Element and region listings
□ □ □

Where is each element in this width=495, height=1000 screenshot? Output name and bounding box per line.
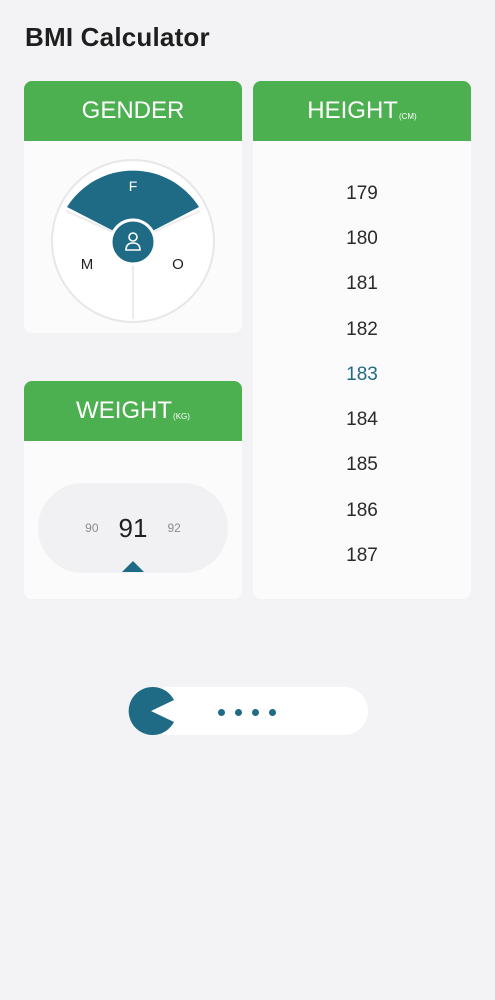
weight-unit: (KG): [173, 411, 190, 421]
loader-dots: [218, 709, 276, 716]
gender-option-female[interactable]: F: [129, 178, 138, 194]
gender-card: GENDER F M O: [24, 81, 242, 333]
gender-dial[interactable]: F M O: [51, 159, 215, 323]
loader-dot: [218, 709, 225, 716]
height-option[interactable]: 179: [253, 171, 471, 216]
height-option-selected[interactable]: 183: [253, 352, 471, 397]
weight-next-value[interactable]: 92: [167, 521, 180, 535]
height-card: HEIGHT (CM) 179 180 181 182 183 184 185 1…: [253, 81, 471, 599]
gender-option-male[interactable]: M: [81, 256, 94, 273]
weight-picker[interactable]: 90 91 92: [38, 483, 228, 573]
pacman-icon[interactable]: [126, 686, 176, 736]
app-title: BMI Calculator: [25, 22, 210, 52]
person-icon: [109, 218, 157, 266]
height-option[interactable]: 185: [253, 443, 471, 488]
height-header-label: HEIGHT: [307, 97, 398, 124]
gender-option-other[interactable]: O: [172, 256, 184, 273]
weight-header-label: WEIGHT: [76, 397, 173, 424]
weight-header: WEIGHT (KG): [24, 381, 242, 441]
height-unit: (CM): [398, 111, 417, 121]
gender-header: GENDER: [24, 81, 242, 141]
height-option[interactable]: 181: [253, 262, 471, 307]
weight-current-value: 91: [118, 512, 148, 543]
height-option[interactable]: 184: [253, 397, 471, 442]
height-option[interactable]: 180: [253, 216, 471, 261]
gender-header-label: GENDER: [81, 97, 185, 124]
weight-card: WEIGHT (KG) 90 91 92: [24, 381, 242, 599]
height-picker[interactable]: 179 180 181 182 183 184 185 186 187: [253, 171, 471, 579]
weight-prev-value[interactable]: 90: [85, 521, 98, 535]
loader-dot: [235, 709, 242, 716]
weight-pointer-icon: [122, 561, 144, 572]
loader-dot: [252, 709, 259, 716]
height-header: HEIGHT (CM): [253, 81, 471, 141]
height-option[interactable]: 186: [253, 488, 471, 533]
height-option[interactable]: 182: [253, 307, 471, 352]
loader-dot: [269, 709, 276, 716]
height-option[interactable]: 187: [253, 533, 471, 578]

□ □ □

Rename "person-icon" to "avatar-icon" in everything from the line containing "weight-unit: (KG): [173, 411, 190, 421]" down to the end of the lines, leaving all else unchanged.

[SOLUTION TO THIS EXERCISE]
weight-unit: (KG): [173, 411, 190, 421]
loader-dots: [218, 709, 276, 716]
gender-option-female[interactable]: F: [129, 178, 138, 194]
gender-card: GENDER F M O: [24, 81, 242, 333]
gender-dial[interactable]: F M O: [51, 159, 215, 323]
loader-dot: [218, 709, 225, 716]
height-option[interactable]: 179: [253, 171, 471, 216]
height-option-selected[interactable]: 183: [253, 352, 471, 397]
weight-next-value[interactable]: 92: [167, 521, 180, 535]
height-card: HEIGHT (CM) 179 180 181 182 183 184 185 1…: [253, 81, 471, 599]
gender-option-male[interactable]: M: [81, 256, 94, 273]
weight-picker[interactable]: 90 91 92: [38, 483, 228, 573]
pacman-icon[interactable]: [126, 686, 176, 736]
app-title: BMI Calculator: [25, 22, 210, 52]
avatar-icon: [109, 218, 157, 266]
height-option[interactable]: 185: [253, 443, 471, 488]
height-header-label: HEIGHT: [307, 97, 398, 124]
gender-option-other[interactable]: O: [172, 256, 184, 273]
weight-header-label: WEIGHT: [76, 397, 173, 424]
weight-header: WEIGHT (KG): [24, 381, 242, 441]
height-unit: (CM): [398, 111, 417, 121]
gender-header: GENDER: [24, 81, 242, 141]
height-option[interactable]: 181: [253, 262, 471, 307]
weight-current-value: 91: [118, 512, 148, 543]
height-option[interactable]: 184: [253, 397, 471, 442]
height-option[interactable]: 180: [253, 216, 471, 261]
gender-header-label: GENDER: [81, 97, 185, 124]
weight-card: WEIGHT (KG) 90 91 92: [24, 381, 242, 599]
height-picker[interactable]: 179 180 181 182 183 184 185 186 187: [253, 171, 471, 579]
weight-prev-value[interactable]: 90: [85, 521, 98, 535]
loader-dot: [235, 709, 242, 716]
weight-pointer-icon: [122, 561, 144, 572]
loader-dot: [252, 709, 259, 716]
height-header: HEIGHT (CM): [253, 81, 471, 141]
height-option[interactable]: 186: [253, 488, 471, 533]
height-option[interactable]: 182: [253, 307, 471, 352]
loader-dot: [269, 709, 276, 716]
height-option[interactable]: 187: [253, 533, 471, 578]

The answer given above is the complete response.